# [PROVIDED INFORMATION]
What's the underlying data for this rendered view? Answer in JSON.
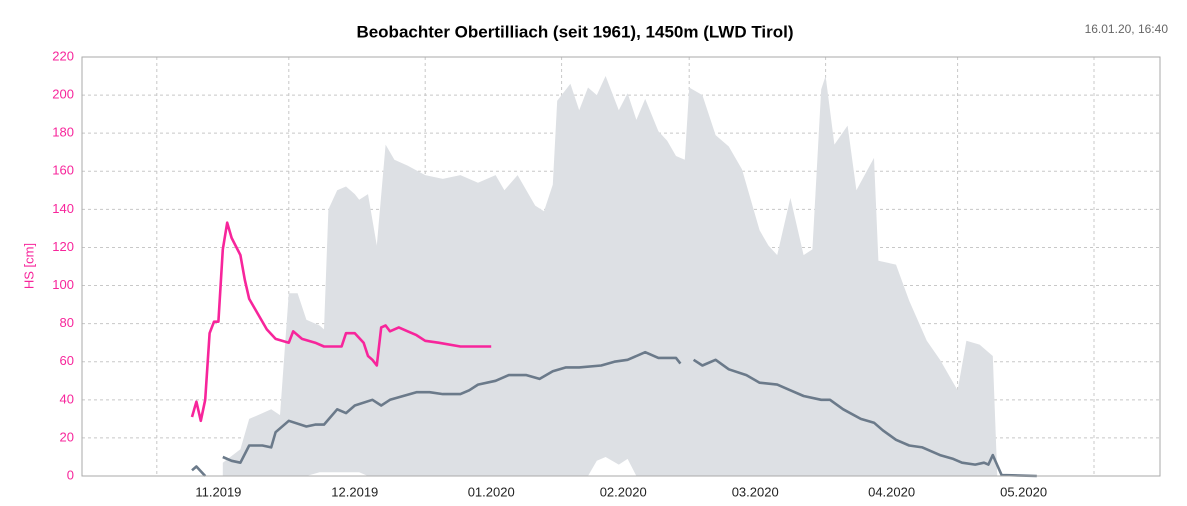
{
  "chart_data": {
    "type": "line",
    "title": "Beobachter Obertilliach (seit 1961), 1450m (LWD Tirol)",
    "timestamp": "16.01.20, 16:40",
    "y_label": "HS [cm]",
    "y_label_color": "#f7259b",
    "grid": true,
    "ylim": [
      0,
      220
    ],
    "yticks": [
      0,
      20,
      40,
      60,
      80,
      100,
      120,
      140,
      160,
      180,
      200,
      220
    ],
    "xlim": [
      14,
      259
    ],
    "xticks": [
      {
        "value": 45,
        "label": "11.2019"
      },
      {
        "value": 76,
        "label": "12.2019"
      },
      {
        "value": 107,
        "label": "01.2020"
      },
      {
        "value": 137,
        "label": "02.2020"
      },
      {
        "value": 167,
        "label": "03.2020"
      },
      {
        "value": 198,
        "label": "04.2020"
      },
      {
        "value": 228,
        "label": "05.2020"
      }
    ],
    "xgrid": [
      31,
      61,
      92,
      123,
      152,
      183,
      213,
      244
    ],
    "area": {
      "color": "#dde0e4",
      "x": [
        46,
        50,
        52,
        54,
        57,
        59,
        61,
        63,
        65,
        68,
        69,
        70,
        72,
        74,
        76,
        77,
        79,
        81,
        83,
        85,
        88,
        92,
        96,
        100,
        104,
        108,
        110,
        113,
        117,
        119,
        121,
        122,
        125,
        127,
        129,
        131,
        133,
        136,
        138,
        140,
        142,
        145,
        147,
        149,
        151,
        152,
        155,
        158,
        161,
        164,
        168,
        170,
        172,
        175,
        178,
        180,
        182,
        183,
        185,
        188,
        190,
        194,
        195,
        199,
        202,
        206,
        209,
        213,
        215,
        218,
        221,
        222
      ],
      "upper": [
        7,
        14,
        30,
        32,
        35,
        32,
        96,
        96,
        82,
        79,
        77,
        140,
        150,
        152,
        148,
        145,
        148,
        121,
        174,
        166,
        163,
        158,
        156,
        158,
        154,
        158,
        150,
        158,
        142,
        139,
        153,
        197,
        206,
        192,
        204,
        200,
        210,
        192,
        201,
        187,
        198,
        181,
        176,
        168,
        166,
        204,
        200,
        179,
        173,
        161,
        129,
        121,
        116,
        146,
        116,
        119,
        203,
        210,
        174,
        184,
        150,
        167,
        113,
        111,
        92,
        71,
        61,
        45,
        71,
        69,
        63,
        1
      ],
      "lower": [
        0,
        0,
        0,
        0,
        0,
        0,
        0,
        0,
        0,
        2,
        2,
        2,
        2,
        2,
        2,
        2,
        0,
        0,
        0,
        0,
        0,
        0,
        0,
        0,
        0,
        0,
        0,
        0,
        0,
        0,
        0,
        0,
        0,
        0,
        0,
        8,
        10,
        6,
        9,
        0,
        0,
        0,
        0,
        0,
        0,
        0,
        0,
        0,
        0,
        0,
        0,
        0,
        0,
        0,
        0,
        0,
        0,
        0,
        0,
        0,
        0,
        0,
        0,
        0,
        0,
        0,
        0,
        0,
        0,
        0,
        0,
        0
      ]
    },
    "series": [
      {
        "color": "#6b7a8a",
        "x": [
          39,
          40,
          42,
          44,
          46,
          48,
          50,
          52,
          55,
          57,
          58,
          61,
          65,
          67,
          69,
          72,
          74,
          76,
          80,
          82,
          84,
          87,
          90,
          93,
          96,
          100,
          102,
          104,
          108,
          111,
          115,
          118,
          121,
          124,
          127,
          132,
          135,
          138,
          142,
          145,
          149,
          150,
          151,
          153,
          155,
          158,
          161,
          165,
          168,
          172,
          175,
          178,
          182,
          184,
          187,
          191,
          194,
          196,
          199,
          202,
          205,
          209,
          212,
          214,
          217,
          219,
          220,
          221,
          223,
          231
        ],
        "values": [
          3,
          5,
          0,
          null,
          10,
          8,
          7,
          16,
          16,
          15,
          23,
          29,
          26,
          27,
          27,
          35,
          33,
          37,
          40,
          37,
          40,
          42,
          44,
          44,
          43,
          43,
          45,
          48,
          50,
          53,
          53,
          51,
          55,
          57,
          57,
          58,
          60,
          61,
          65,
          62,
          62,
          59,
          null,
          61,
          58,
          61,
          56,
          53,
          49,
          48,
          45,
          42,
          40,
          40,
          35,
          30,
          28,
          24,
          19,
          16,
          15,
          11,
          9,
          7,
          6,
          7,
          6,
          11,
          0.5,
          0
        ]
      },
      {
        "color": "#f7259b",
        "x": [
          39,
          40,
          41,
          42,
          43,
          44,
          45,
          46,
          47,
          48,
          50,
          51,
          52,
          54,
          56,
          58,
          61,
          62,
          64,
          67,
          69,
          73,
          74,
          76,
          78,
          79,
          80,
          81,
          82,
          83,
          84,
          86,
          88,
          90,
          92,
          95,
          100,
          107
        ],
        "values": [
          31,
          39,
          29,
          40,
          75,
          81,
          81,
          119,
          133,
          125,
          116,
          103,
          93,
          85,
          77,
          72,
          70,
          76,
          72,
          70,
          68,
          68,
          75,
          75,
          70,
          63,
          61,
          58,
          78,
          79,
          76,
          78,
          76,
          74,
          71,
          70,
          68,
          68
        ]
      }
    ]
  }
}
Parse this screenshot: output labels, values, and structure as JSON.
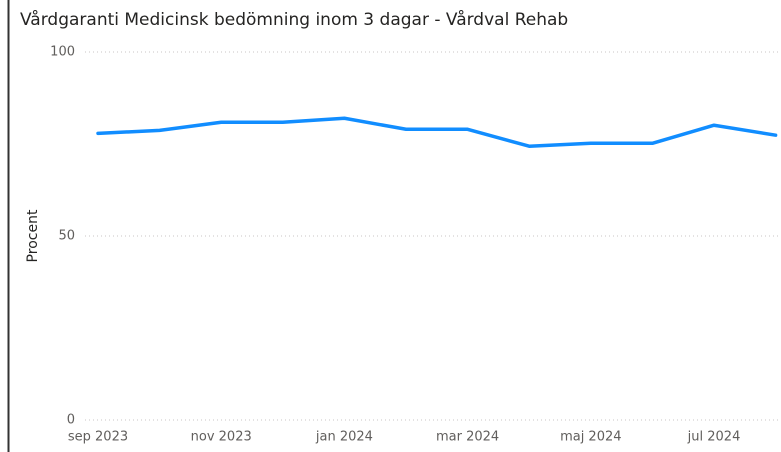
{
  "chart_data": {
    "type": "line",
    "title": "Vårdgaranti Medicinsk bedömning inom 3 dagar - Vårdval Rehab",
    "y_label": "Procent",
    "categories": [
      "sep 2023",
      null,
      "nov 2023",
      null,
      "jan 2024",
      null,
      "mar 2024",
      null,
      "maj 2024",
      null,
      "jul 2024",
      null
    ],
    "series": [
      {
        "name": "Procent",
        "color": "#118DFF",
        "values": [
          77.9,
          78.7,
          80.9,
          80.9,
          82.0,
          79.0,
          79.0,
          74.4,
          75.2,
          75.2,
          80.1,
          77.4
        ]
      }
    ],
    "ylim": [
      0,
      100
    ],
    "yticks": [
      0,
      50,
      100
    ],
    "grid": true
  }
}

# [WHAT IS REQUIRED]
Every entry above is to be set down exactly; the pictures are to be left out.

# [RESULT BELOW]
What's the underlying data for this rendered view? Answer in JSON.
{
  "chart_data": {
    "type": "line",
    "title": "Beobachter Obertilliach (seit 1961), 1450m (LWD Tirol)",
    "timestamp": "16.01.20, 16:40",
    "y_label": "HS [cm]",
    "y_label_color": "#f7259b",
    "grid": true,
    "ylim": [
      0,
      220
    ],
    "yticks": [
      0,
      20,
      40,
      60,
      80,
      100,
      120,
      140,
      160,
      180,
      200,
      220
    ],
    "xlim": [
      14,
      259
    ],
    "xticks": [
      {
        "value": 45,
        "label": "11.2019"
      },
      {
        "value": 76,
        "label": "12.2019"
      },
      {
        "value": 107,
        "label": "01.2020"
      },
      {
        "value": 137,
        "label": "02.2020"
      },
      {
        "value": 167,
        "label": "03.2020"
      },
      {
        "value": 198,
        "label": "04.2020"
      },
      {
        "value": 228,
        "label": "05.2020"
      }
    ],
    "xgrid": [
      31,
      61,
      92,
      123,
      152,
      183,
      213,
      244
    ],
    "area": {
      "color": "#dde0e4",
      "x": [
        46,
        50,
        52,
        54,
        57,
        59,
        61,
        63,
        65,
        68,
        69,
        70,
        72,
        74,
        76,
        77,
        79,
        81,
        83,
        85,
        88,
        92,
        96,
        100,
        104,
        108,
        110,
        113,
        117,
        119,
        121,
        122,
        125,
        127,
        129,
        131,
        133,
        136,
        138,
        140,
        142,
        145,
        147,
        149,
        151,
        152,
        155,
        158,
        161,
        164,
        168,
        170,
        172,
        175,
        178,
        180,
        182,
        183,
        185,
        188,
        190,
        194,
        195,
        199,
        202,
        206,
        209,
        213,
        215,
        218,
        221,
        222
      ],
      "upper": [
        7,
        14,
        30,
        32,
        35,
        32,
        96,
        96,
        82,
        79,
        77,
        140,
        150,
        152,
        148,
        145,
        148,
        121,
        174,
        166,
        163,
        158,
        156,
        158,
        154,
        158,
        150,
        158,
        142,
        139,
        153,
        197,
        206,
        192,
        204,
        200,
        210,
        192,
        201,
        187,
        198,
        181,
        176,
        168,
        166,
        204,
        200,
        179,
        173,
        161,
        129,
        121,
        116,
        146,
        116,
        119,
        203,
        210,
        174,
        184,
        150,
        167,
        113,
        111,
        92,
        71,
        61,
        45,
        71,
        69,
        63,
        1
      ],
      "lower": [
        0,
        0,
        0,
        0,
        0,
        0,
        0,
        0,
        0,
        2,
        2,
        2,
        2,
        2,
        2,
        2,
        0,
        0,
        0,
        0,
        0,
        0,
        0,
        0,
        0,
        0,
        0,
        0,
        0,
        0,
        0,
        0,
        0,
        0,
        0,
        8,
        10,
        6,
        9,
        0,
        0,
        0,
        0,
        0,
        0,
        0,
        0,
        0,
        0,
        0,
        0,
        0,
        0,
        0,
        0,
        0,
        0,
        0,
        0,
        0,
        0,
        0,
        0,
        0,
        0,
        0,
        0,
        0,
        0,
        0,
        0,
        0
      ]
    },
    "series": [
      {
        "color": "#6b7a8a",
        "x": [
          39,
          40,
          42,
          44,
          46,
          48,
          50,
          52,
          55,
          57,
          58,
          61,
          65,
          67,
          69,
          72,
          74,
          76,
          80,
          82,
          84,
          87,
          90,
          93,
          96,
          100,
          102,
          104,
          108,
          111,
          115,
          118,
          121,
          124,
          127,
          132,
          135,
          138,
          142,
          145,
          149,
          150,
          151,
          153,
          155,
          158,
          161,
          165,
          168,
          172,
          175,
          178,
          182,
          184,
          187,
          191,
          194,
          196,
          199,
          202,
          205,
          209,
          212,
          214,
          217,
          219,
          220,
          221,
          223,
          231
        ],
        "values": [
          3,
          5,
          0,
          null,
          10,
          8,
          7,
          16,
          16,
          15,
          23,
          29,
          26,
          27,
          27,
          35,
          33,
          37,
          40,
          37,
          40,
          42,
          44,
          44,
          43,
          43,
          45,
          48,
          50,
          53,
          53,
          51,
          55,
          57,
          57,
          58,
          60,
          61,
          65,
          62,
          62,
          59,
          null,
          61,
          58,
          61,
          56,
          53,
          49,
          48,
          45,
          42,
          40,
          40,
          35,
          30,
          28,
          24,
          19,
          16,
          15,
          11,
          9,
          7,
          6,
          7,
          6,
          11,
          0.5,
          0
        ]
      },
      {
        "color": "#f7259b",
        "x": [
          39,
          40,
          41,
          42,
          43,
          44,
          45,
          46,
          47,
          48,
          50,
          51,
          52,
          54,
          56,
          58,
          61,
          62,
          64,
          67,
          69,
          73,
          74,
          76,
          78,
          79,
          80,
          81,
          82,
          83,
          84,
          86,
          88,
          90,
          92,
          95,
          100,
          107
        ],
        "values": [
          31,
          39,
          29,
          40,
          75,
          81,
          81,
          119,
          133,
          125,
          116,
          103,
          93,
          85,
          77,
          72,
          70,
          76,
          72,
          70,
          68,
          68,
          75,
          75,
          70,
          63,
          61,
          58,
          78,
          79,
          76,
          78,
          76,
          74,
          71,
          70,
          68,
          68
        ]
      }
    ]
  }
}
Parse this screenshot: output labels, values, and structure as JSON.
{
  "chart_data": {
    "type": "line",
    "title": "Vårdgaranti Medicinsk bedömning inom 3 dagar - Vårdval Rehab",
    "y_label": "Procent",
    "categories": [
      "sep 2023",
      null,
      "nov 2023",
      null,
      "jan 2024",
      null,
      "mar 2024",
      null,
      "maj 2024",
      null,
      "jul 2024",
      null
    ],
    "series": [
      {
        "name": "Procent",
        "color": "#118DFF",
        "values": [
          77.9,
          78.7,
          80.9,
          80.9,
          82.0,
          79.0,
          79.0,
          74.4,
          75.2,
          75.2,
          80.1,
          77.4
        ]
      }
    ],
    "ylim": [
      0,
      100
    ],
    "yticks": [
      0,
      50,
      100
    ],
    "grid": true
  }
}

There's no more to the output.